··· PROVIDED ENTRIES ···

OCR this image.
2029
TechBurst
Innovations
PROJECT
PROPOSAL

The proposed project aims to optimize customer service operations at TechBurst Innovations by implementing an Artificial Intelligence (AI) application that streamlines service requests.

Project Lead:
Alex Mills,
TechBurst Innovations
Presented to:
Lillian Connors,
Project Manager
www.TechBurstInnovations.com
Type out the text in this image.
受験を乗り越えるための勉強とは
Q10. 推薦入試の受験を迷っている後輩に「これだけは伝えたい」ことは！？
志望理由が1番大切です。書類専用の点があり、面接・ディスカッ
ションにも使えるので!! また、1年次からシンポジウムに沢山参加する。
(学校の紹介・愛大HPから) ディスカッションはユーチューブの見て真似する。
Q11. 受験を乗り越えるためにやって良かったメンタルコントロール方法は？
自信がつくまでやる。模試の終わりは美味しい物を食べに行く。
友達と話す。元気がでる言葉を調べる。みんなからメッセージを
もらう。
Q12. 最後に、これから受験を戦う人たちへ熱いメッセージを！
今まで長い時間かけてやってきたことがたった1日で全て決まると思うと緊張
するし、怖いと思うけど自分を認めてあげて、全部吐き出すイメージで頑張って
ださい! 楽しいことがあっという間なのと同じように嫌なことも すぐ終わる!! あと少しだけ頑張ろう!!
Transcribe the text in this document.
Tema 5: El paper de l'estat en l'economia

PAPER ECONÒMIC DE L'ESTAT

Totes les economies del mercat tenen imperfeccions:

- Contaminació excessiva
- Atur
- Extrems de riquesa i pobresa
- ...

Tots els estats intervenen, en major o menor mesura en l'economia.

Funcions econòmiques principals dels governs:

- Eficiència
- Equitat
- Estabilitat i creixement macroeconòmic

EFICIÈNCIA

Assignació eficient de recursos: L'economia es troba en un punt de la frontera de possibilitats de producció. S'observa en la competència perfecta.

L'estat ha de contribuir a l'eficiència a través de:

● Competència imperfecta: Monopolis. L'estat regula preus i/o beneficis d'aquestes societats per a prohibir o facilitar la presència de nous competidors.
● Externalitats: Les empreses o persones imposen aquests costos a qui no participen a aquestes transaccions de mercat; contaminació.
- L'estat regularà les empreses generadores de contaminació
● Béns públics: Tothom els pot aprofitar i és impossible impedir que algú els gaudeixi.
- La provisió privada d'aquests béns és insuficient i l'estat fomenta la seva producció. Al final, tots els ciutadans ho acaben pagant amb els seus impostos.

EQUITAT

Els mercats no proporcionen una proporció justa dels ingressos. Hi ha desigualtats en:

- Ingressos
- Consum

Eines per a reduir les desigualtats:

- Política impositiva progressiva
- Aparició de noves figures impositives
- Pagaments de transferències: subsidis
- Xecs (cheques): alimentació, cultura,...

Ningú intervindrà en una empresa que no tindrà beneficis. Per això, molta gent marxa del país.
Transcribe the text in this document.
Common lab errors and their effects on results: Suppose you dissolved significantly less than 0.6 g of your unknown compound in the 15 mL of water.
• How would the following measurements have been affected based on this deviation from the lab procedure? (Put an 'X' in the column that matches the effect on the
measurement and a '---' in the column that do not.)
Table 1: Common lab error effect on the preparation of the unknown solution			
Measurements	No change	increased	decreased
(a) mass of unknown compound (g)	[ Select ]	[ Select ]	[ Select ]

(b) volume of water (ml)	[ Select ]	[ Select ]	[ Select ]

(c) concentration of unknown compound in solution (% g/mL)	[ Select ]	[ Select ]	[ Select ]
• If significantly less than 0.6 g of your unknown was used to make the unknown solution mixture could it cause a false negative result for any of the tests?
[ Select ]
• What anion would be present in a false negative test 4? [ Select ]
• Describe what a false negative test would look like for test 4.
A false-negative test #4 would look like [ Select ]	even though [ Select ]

···

GIVEN TASK: Retype all of the entries precisely as they are.

WRITTEN ANSWER:
OCR this image.
2029
TechBurst
Innovations
PROJECT
PROPOSAL

The proposed project aims to optimize customer service operations at TechBurst Innovations by implementing an Artificial Intelligence (AI) application that streamlines service requests.

Project Lead:
Alex Mills,
TechBurst Innovations
Presented to:
Lillian Connors,
Project Manager
www.TechBurstInnovations.com
Type out the text in this image.
受験を乗り越えるための勉強とは
Q10. 推薦入試の受験を迷っている後輩に「これだけは伝えたい」ことは！？
志望理由が1番大切です。書類専用の点があり、面接・ディスカッ
ションにも使えるので!! また、1年次からシンポジウムに沢山参加する。
(学校の紹介・愛大HPから) ディスカッションはユーチューブの見て真似する。
Q11. 受験を乗り越えるためにやって良かったメンタルコントロール方法は？
自信がつくまでやる。模試の終わりは美味しい物を食べに行く。
友達と話す。元気がでる言葉を調べる。みんなからメッセージを
もらう。
Q12. 最後に、これから受験を戦う人たちへ熱いメッセージを！
今まで長い時間かけてやってきたことがたった1日で全て決まると思うと緊張
するし、怖いと思うけど自分を認めてあげて、全部吐き出すイメージで頑張って
ださい! 楽しいことがあっという間なのと同じように嫌なことも すぐ終わる!! あと少しだけ頑張ろう!!
Transcribe the text in this document.
Tema 5: El paper de l'estat en l'economia

PAPER ECONÒMIC DE L'ESTAT

Totes les economies del mercat tenen imperfeccions:

- Contaminació excessiva
- Atur
- Extrems de riquesa i pobresa
- ...

Tots els estats intervenen, en major o menor mesura en l'economia.

Funcions econòmiques principals dels governs:

- Eficiència
- Equitat
- Estabilitat i creixement macroeconòmic

EFICIÈNCIA

Assignació eficient de recursos: L'economia es troba en un punt de la frontera de possibilitats de producció. S'observa en la competència perfecta.

L'estat ha de contribuir a l'eficiència a través de:

● Competència imperfecta: Monopolis. L'estat regula preus i/o beneficis d'aquestes societats per a prohibir o facilitar la presència de nous competidors.
● Externalitats: Les empreses o persones imposen aquests costos a qui no participen a aquestes transaccions de mercat; contaminació.
- L'estat regularà les empreses generadores de contaminació
● Béns públics: Tothom els pot aprofitar i és impossible impedir que algú els gaudeixi.
- La provisió privada d'aquests béns és insuficient i l'estat fomenta la seva producció. Al final, tots els ciutadans ho acaben pagant amb els seus impostos.

EQUITAT

Els mercats no proporcionen una proporció justa dels ingressos. Hi ha desigualtats en:

- Ingressos
- Consum

Eines per a reduir les desigualtats:

- Política impositiva progressiva
- Aparició de noves figures impositives
- Pagaments de transferències: subsidis
- Xecs (cheques): alimentació, cultura,...

Ningú intervindrà en una empresa que no tindrà beneficis. Per això, molta gent marxa del país.
Transcribe the text in this document.
Common lab errors and their effects on results: Suppose you dissolved significantly less than 0.6 g of your unknown compound in the 15 mL of water.
• How would the following measurements have been affected based on this deviation from the lab procedure? (Put an 'X' in the column that matches the effect on the
measurement and a '---' in the column that do not.)
Table 1: Common lab error effect on the preparation of the unknown solution			
Measurements	No change	increased	decreased
(a) mass of unknown compound (g)	[ Select ]	[ Select ]	[ Select ]

(b) volume of water (ml)	[ Select ]	[ Select ]	[ Select ]

(c) concentration of unknown compound in solution (% g/mL)	[ Select ]	[ Select ]	[ Select ]
• If significantly less than 0.6 g of your unknown was used to make the unknown solution mixture could it cause a false negative result for any of the tests?
[ Select ]
• What anion would be present in a false negative test 4? [ Select ]
• Describe what a false negative test would look like for test 4.
A false-negative test #4 would look like [ Select ]	even though [ Select ]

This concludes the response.